* PROBLEM:
Will you output all of the data below exactly, omitting the images?

(Saved data entries)
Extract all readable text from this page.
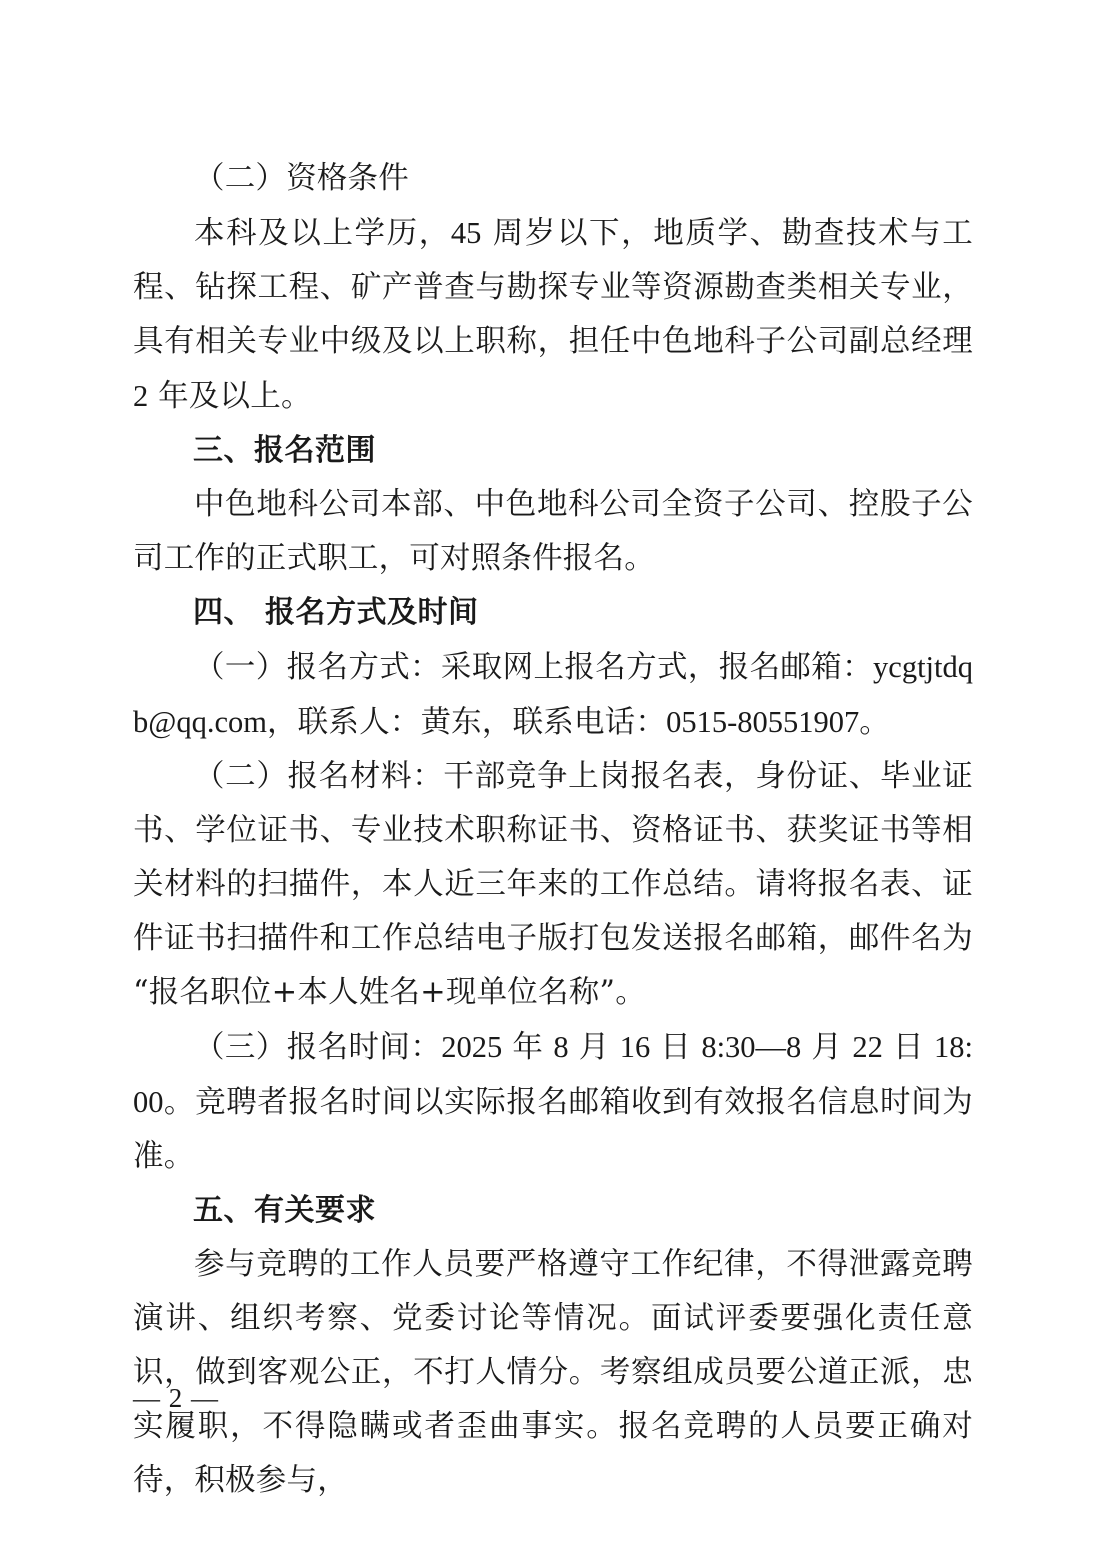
（二）资格条件

本科及以上学历，45 周岁以下，地质学、勘查技术与工程、钻探工程、矿产普查与勘探专业等资源勘查类相关专业，具有相关专业中级及以上职称，担任中色地科子公司副总经理 2 年及以上。

三、报名范围

中色地科公司本部、中色地科公司全资子公司、控股子公司工作的正式职工，可对照条件报名。

四、 报名方式及时间

（一）报名方式：采取网上报名方式，报名邮箱：ycgtjtdqb@qq.com，联系人：黄东，联系电话：0515-80551907。

（二）报名材料：干部竞争上岗报名表，身份证、毕业证书、学位证书、专业技术职称证书、资格证书、获奖证书等相关材料的扫描件，本人近三年来的工作总结。请将报名表、证件证书扫描件和工作总结电子版打包发送报名邮箱，邮件名为“报名职位+本人姓名+现单位名称”。

（三）报名时间：2025 年 8 月 16 日 8:30—8 月 22 日 18:00。竞聘者报名时间以实际报名邮箱收到有效报名信息时间为准。

五、有关要求

参与竞聘的工作人员要严格遵守工作纪律，不得泄露竞聘演讲、组织考察、党委讨论等情况。面试评委要强化责任意识，做到客观公正，不打人情分。考察组成员要公道正派，忠实履职，不得隐瞒或者歪曲事实。报名竞聘的人员要正确对待，积极参与，

— 2 —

* SOLUTION FOR THIS PROBLEM:
Extract all readable text from this page.
（二）资格条件

本科及以上学历，45 周岁以下，地质学、勘查技术与工程、钻探工程、矿产普查与勘探专业等资源勘查类相关专业，具有相关专业中级及以上职称，担任中色地科子公司副总经理 2 年及以上。

三、报名范围

中色地科公司本部、中色地科公司全资子公司、控股子公司工作的正式职工，可对照条件报名。

四、 报名方式及时间

（一）报名方式：采取网上报名方式，报名邮箱：ycgtjtdqb@qq.com，联系人：黄东，联系电话：0515-80551907。

（二）报名材料：干部竞争上岗报名表，身份证、毕业证书、学位证书、专业技术职称证书、资格证书、获奖证书等相关材料的扫描件，本人近三年来的工作总结。请将报名表、证件证书扫描件和工作总结电子版打包发送报名邮箱，邮件名为“报名职位+本人姓名+现单位名称”。

（三）报名时间：2025 年 8 月 16 日 8:30—8 月 22 日 18:00。竞聘者报名时间以实际报名邮箱收到有效报名信息时间为准。

五、有关要求

参与竞聘的工作人员要严格遵守工作纪律，不得泄露竞聘演讲、组织考察、党委讨论等情况。面试评委要强化责任意识，做到客观公正，不打人情分。考察组成员要公道正派，忠实履职，不得隐瞒或者歪曲事实。报名竞聘的人员要正确对待，积极参与，

— 2 —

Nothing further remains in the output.